[PROBLEM TO WORK ON]:
Find the string "detection" in the listing and report every line that has it.

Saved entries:
- - - - -

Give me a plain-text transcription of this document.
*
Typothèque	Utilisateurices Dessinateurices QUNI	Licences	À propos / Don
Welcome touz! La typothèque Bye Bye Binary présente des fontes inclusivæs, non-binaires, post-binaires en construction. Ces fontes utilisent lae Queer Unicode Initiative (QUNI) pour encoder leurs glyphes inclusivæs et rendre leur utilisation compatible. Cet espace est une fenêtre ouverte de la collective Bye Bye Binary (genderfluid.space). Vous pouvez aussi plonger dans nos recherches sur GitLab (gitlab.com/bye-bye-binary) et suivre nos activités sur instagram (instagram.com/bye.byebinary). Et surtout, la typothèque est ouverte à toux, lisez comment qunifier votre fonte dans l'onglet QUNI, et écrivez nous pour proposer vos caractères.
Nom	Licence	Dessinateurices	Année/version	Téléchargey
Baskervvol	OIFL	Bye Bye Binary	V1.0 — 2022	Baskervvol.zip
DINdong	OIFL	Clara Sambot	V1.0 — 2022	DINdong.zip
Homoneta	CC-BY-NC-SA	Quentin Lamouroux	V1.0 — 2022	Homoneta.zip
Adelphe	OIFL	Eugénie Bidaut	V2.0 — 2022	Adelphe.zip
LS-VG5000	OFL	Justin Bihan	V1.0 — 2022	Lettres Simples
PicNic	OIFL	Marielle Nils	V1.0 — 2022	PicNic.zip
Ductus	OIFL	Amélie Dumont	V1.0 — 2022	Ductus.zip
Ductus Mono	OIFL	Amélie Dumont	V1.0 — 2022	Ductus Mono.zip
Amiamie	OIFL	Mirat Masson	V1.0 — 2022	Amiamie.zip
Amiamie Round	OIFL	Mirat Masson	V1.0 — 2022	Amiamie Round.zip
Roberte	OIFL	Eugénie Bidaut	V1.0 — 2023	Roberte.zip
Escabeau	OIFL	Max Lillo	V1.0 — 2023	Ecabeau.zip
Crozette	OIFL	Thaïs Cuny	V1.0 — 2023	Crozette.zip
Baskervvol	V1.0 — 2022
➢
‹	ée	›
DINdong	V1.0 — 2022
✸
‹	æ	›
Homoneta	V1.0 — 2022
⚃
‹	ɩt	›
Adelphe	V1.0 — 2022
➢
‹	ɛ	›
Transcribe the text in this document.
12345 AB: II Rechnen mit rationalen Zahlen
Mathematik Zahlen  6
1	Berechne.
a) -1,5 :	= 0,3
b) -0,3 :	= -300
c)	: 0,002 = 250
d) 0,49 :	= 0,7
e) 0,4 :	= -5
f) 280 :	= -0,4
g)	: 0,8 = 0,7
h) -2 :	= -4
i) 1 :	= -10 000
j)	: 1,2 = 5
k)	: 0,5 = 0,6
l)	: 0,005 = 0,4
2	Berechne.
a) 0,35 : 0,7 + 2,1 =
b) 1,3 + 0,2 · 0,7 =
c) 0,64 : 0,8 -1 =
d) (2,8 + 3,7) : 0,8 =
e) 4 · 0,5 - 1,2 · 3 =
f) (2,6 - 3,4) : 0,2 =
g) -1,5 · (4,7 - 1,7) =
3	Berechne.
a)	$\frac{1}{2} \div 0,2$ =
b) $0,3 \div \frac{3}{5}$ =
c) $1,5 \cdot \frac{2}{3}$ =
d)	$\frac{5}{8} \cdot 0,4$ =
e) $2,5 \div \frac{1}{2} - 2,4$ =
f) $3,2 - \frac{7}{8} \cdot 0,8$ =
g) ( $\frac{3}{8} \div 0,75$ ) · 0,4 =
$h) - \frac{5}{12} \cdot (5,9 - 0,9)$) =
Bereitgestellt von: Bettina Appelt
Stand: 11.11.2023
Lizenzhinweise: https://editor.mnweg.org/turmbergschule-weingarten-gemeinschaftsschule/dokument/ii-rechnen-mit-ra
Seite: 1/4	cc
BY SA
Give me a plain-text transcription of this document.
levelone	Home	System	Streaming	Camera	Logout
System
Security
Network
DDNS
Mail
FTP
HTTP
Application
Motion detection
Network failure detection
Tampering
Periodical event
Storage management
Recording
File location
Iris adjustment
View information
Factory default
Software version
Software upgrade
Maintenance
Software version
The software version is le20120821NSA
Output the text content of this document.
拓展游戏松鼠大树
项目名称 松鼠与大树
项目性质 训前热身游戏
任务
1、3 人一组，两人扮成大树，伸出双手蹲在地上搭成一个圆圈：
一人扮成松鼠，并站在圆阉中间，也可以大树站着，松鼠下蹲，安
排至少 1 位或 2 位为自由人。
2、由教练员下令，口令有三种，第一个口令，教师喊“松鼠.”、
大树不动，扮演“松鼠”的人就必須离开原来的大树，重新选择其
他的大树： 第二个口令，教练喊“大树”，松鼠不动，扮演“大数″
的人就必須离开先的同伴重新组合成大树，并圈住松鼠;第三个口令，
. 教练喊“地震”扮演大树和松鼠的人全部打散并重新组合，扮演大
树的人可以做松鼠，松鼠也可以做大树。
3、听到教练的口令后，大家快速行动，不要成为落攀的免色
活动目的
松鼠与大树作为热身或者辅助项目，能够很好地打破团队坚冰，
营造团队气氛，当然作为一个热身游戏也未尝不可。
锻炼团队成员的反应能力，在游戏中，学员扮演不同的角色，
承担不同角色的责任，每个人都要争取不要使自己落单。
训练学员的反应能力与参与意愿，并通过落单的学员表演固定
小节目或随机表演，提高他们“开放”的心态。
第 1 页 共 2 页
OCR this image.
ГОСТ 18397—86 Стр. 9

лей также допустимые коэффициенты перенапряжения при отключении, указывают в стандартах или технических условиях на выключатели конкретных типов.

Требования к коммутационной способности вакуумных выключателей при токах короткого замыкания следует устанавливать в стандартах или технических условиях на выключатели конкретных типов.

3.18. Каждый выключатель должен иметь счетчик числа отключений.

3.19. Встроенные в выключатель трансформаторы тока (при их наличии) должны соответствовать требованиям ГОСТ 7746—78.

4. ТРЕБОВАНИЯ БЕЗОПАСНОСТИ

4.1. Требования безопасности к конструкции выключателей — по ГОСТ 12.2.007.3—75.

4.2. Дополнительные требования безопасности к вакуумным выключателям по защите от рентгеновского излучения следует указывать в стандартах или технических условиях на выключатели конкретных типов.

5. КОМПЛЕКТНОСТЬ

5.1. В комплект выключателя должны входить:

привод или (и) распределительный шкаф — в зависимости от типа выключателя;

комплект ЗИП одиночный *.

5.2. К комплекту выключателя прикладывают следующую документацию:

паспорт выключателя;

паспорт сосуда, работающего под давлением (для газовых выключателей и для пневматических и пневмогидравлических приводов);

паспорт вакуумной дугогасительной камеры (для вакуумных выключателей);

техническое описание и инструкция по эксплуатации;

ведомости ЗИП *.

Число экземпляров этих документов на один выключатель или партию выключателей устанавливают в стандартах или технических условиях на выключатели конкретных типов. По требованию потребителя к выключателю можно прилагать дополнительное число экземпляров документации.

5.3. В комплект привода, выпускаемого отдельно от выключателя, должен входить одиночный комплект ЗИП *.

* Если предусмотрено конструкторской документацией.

- - - - -

[OUTPUT BELOW]:
Motion detection
Network failure detection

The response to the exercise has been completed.